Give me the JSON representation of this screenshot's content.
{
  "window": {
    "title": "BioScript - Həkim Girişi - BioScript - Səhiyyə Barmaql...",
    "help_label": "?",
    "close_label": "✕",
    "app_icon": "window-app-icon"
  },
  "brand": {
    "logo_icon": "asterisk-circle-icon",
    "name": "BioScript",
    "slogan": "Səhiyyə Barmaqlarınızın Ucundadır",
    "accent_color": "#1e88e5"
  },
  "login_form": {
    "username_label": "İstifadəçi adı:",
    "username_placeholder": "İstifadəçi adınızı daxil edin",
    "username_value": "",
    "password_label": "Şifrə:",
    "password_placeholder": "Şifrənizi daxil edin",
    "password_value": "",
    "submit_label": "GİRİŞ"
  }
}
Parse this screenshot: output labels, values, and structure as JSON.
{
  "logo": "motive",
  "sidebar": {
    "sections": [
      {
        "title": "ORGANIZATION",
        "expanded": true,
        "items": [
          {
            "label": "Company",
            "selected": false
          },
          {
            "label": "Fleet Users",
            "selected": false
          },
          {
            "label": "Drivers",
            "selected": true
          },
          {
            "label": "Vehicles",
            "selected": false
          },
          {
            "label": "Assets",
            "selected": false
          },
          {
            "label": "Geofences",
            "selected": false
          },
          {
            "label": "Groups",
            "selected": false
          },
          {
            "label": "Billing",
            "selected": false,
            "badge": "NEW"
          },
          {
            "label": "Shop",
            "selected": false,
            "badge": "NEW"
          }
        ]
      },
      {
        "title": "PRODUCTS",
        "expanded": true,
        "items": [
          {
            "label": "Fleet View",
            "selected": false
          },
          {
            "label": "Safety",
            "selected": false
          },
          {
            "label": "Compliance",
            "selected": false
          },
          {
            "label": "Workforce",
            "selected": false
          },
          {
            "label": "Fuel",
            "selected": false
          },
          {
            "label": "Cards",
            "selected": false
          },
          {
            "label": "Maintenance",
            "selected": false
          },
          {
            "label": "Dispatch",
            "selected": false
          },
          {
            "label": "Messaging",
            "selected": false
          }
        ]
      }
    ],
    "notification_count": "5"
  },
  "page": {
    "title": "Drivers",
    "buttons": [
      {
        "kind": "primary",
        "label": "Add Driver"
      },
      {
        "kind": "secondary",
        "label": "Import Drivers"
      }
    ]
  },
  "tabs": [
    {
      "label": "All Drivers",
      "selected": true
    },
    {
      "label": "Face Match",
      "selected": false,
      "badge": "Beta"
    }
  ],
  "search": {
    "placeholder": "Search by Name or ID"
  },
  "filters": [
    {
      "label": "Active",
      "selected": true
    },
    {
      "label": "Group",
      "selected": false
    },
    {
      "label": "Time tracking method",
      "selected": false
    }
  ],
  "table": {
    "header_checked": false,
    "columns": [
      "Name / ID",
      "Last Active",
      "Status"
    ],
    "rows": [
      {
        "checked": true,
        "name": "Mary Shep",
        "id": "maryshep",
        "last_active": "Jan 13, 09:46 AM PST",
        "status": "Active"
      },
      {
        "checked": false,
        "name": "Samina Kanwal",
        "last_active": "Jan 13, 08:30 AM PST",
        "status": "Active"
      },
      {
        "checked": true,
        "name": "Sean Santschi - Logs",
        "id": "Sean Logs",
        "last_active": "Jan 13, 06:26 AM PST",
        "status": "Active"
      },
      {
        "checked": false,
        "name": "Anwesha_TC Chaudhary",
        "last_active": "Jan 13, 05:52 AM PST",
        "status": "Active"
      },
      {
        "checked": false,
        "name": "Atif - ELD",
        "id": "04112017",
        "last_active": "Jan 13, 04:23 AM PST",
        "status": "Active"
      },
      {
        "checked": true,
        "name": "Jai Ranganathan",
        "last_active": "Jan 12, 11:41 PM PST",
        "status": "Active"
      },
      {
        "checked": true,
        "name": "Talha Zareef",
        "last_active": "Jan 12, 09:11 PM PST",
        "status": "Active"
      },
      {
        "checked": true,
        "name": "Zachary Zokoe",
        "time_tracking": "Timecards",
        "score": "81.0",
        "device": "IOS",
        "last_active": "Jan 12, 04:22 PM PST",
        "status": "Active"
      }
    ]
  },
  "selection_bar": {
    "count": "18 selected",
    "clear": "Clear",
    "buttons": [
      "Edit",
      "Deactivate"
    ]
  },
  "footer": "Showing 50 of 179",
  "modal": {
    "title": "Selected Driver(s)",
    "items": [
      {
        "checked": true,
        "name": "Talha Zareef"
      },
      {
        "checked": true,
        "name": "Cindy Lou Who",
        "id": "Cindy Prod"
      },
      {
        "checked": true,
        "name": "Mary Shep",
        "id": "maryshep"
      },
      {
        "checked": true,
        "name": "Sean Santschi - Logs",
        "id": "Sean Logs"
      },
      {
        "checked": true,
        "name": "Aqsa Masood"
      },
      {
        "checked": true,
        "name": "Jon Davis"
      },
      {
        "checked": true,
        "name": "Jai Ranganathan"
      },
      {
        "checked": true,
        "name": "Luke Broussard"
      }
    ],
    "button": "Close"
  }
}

━━━━

Job:
Identify every line above that includes the word "this", and show those lines.

Output of the exercise:
Give me the JSON representation of this screenshot's content.
Parse this screenshot: output labels, values, and structure as JSON.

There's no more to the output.